- What needs to be done: Scan the entries below for the word "Science". Copy each line that has it.

── Data for the task ──

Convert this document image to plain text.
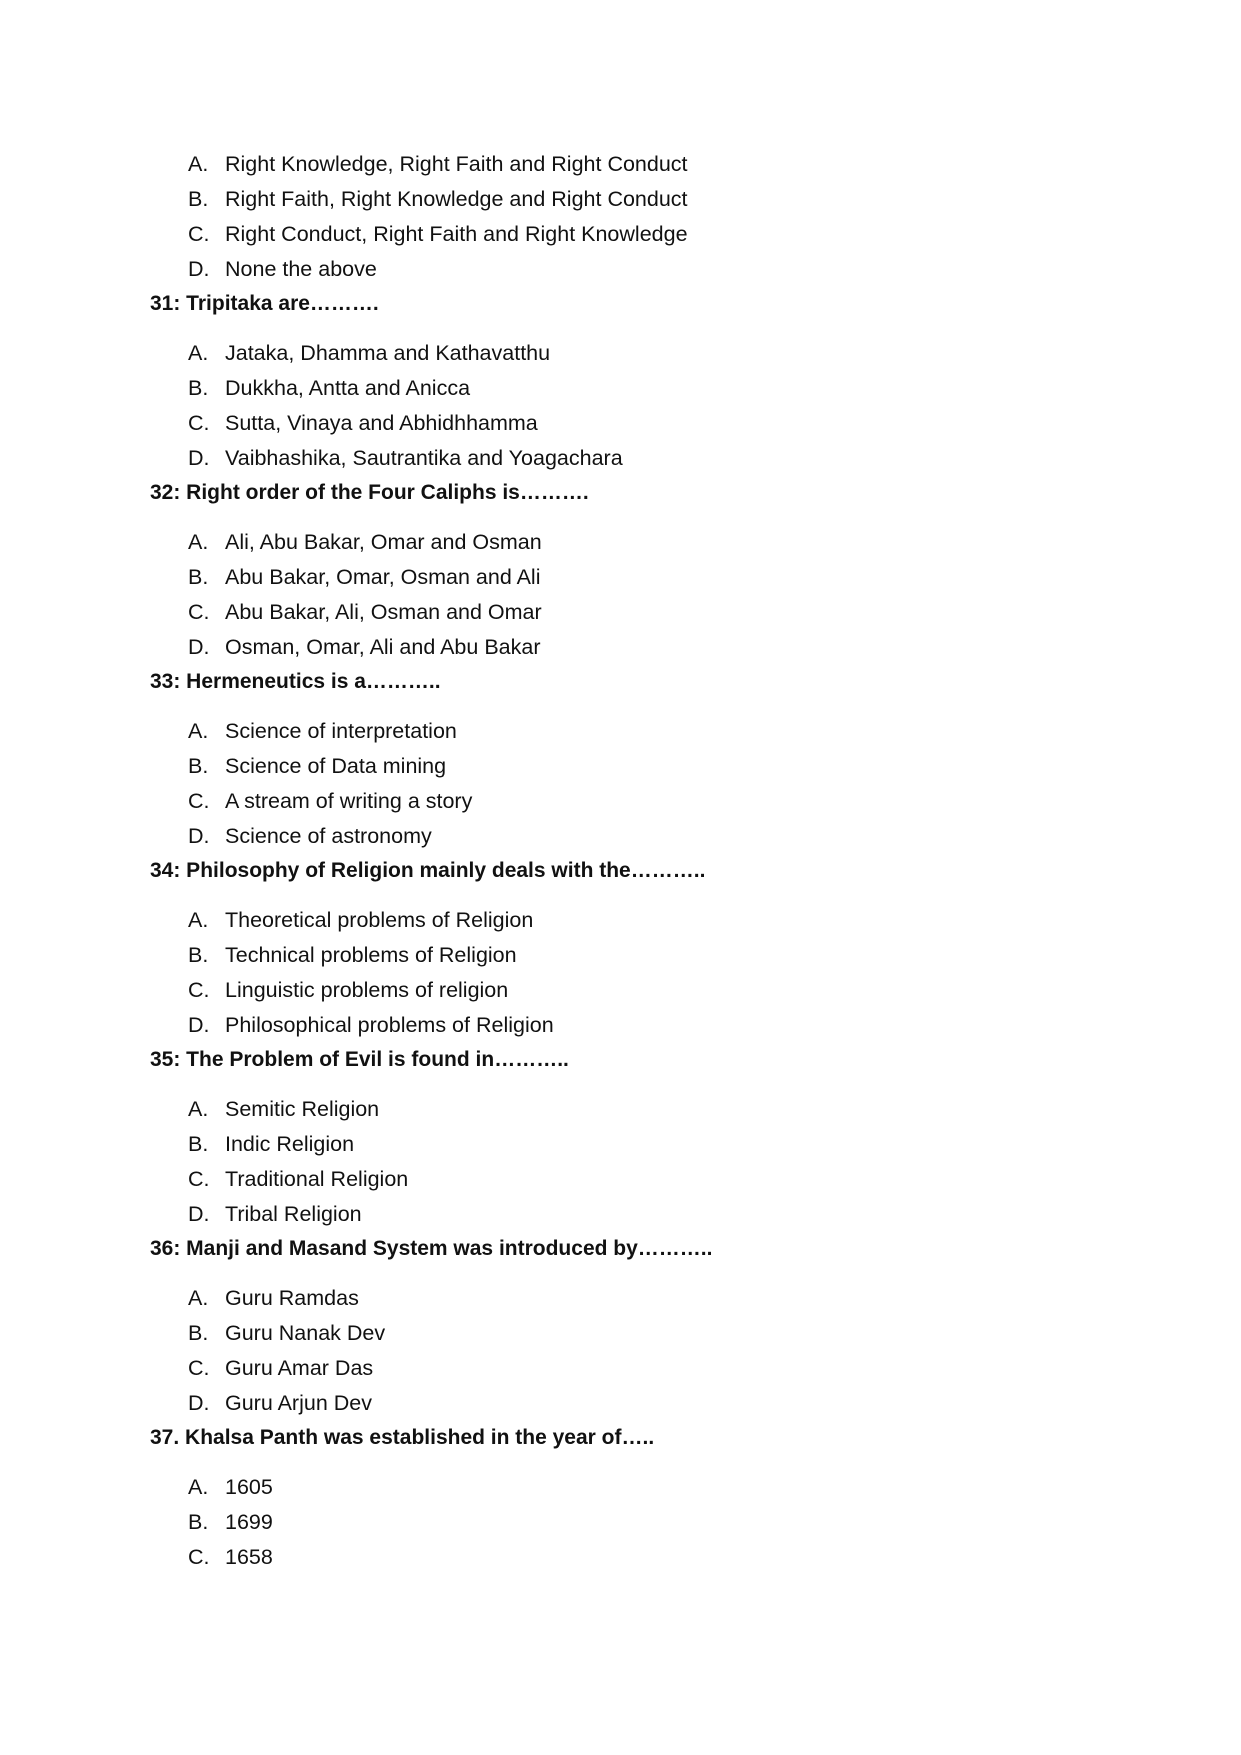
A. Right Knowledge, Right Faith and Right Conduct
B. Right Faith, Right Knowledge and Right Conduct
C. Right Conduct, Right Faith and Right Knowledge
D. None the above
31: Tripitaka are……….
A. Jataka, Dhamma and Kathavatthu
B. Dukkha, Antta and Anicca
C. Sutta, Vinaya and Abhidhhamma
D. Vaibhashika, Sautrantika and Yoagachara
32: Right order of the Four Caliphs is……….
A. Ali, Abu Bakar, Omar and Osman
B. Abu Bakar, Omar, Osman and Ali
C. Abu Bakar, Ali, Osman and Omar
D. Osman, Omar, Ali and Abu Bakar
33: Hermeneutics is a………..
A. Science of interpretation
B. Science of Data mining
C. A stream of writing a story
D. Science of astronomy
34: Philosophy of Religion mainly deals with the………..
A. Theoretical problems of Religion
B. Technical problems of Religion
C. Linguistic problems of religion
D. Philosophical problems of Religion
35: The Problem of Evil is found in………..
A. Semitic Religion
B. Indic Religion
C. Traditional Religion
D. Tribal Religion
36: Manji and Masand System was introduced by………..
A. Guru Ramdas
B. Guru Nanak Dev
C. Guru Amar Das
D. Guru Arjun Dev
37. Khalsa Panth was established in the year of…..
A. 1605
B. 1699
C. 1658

───
── Data for the task ──

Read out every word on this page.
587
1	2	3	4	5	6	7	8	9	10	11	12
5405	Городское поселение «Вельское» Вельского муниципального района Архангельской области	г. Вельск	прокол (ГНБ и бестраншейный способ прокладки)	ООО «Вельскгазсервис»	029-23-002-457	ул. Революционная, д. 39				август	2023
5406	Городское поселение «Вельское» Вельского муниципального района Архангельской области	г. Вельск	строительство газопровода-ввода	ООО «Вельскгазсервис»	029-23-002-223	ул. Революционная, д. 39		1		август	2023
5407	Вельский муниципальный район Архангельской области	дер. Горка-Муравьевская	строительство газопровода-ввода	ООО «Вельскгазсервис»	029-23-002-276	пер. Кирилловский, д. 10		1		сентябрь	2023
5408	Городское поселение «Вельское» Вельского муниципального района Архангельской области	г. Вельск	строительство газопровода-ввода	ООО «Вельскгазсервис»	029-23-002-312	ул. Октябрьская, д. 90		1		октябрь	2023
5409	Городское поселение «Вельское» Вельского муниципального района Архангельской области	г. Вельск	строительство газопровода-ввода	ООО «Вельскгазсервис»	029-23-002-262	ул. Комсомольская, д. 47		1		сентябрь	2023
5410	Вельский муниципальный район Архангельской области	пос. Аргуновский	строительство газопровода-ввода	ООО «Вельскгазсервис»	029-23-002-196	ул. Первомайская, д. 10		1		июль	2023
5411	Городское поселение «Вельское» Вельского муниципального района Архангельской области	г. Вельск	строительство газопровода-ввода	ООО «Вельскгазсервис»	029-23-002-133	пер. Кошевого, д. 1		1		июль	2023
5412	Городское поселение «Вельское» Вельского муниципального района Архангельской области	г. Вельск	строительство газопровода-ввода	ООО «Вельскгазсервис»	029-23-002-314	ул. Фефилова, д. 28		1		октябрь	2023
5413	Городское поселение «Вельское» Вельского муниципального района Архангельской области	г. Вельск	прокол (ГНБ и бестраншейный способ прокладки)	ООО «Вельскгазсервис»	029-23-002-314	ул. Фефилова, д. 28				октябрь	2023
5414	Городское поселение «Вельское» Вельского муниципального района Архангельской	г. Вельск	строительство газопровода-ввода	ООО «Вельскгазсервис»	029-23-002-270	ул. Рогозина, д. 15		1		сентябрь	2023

───

- Output of the exercise:
A. Science of interpretation
B. Science of Data mining
D. Science of astronomy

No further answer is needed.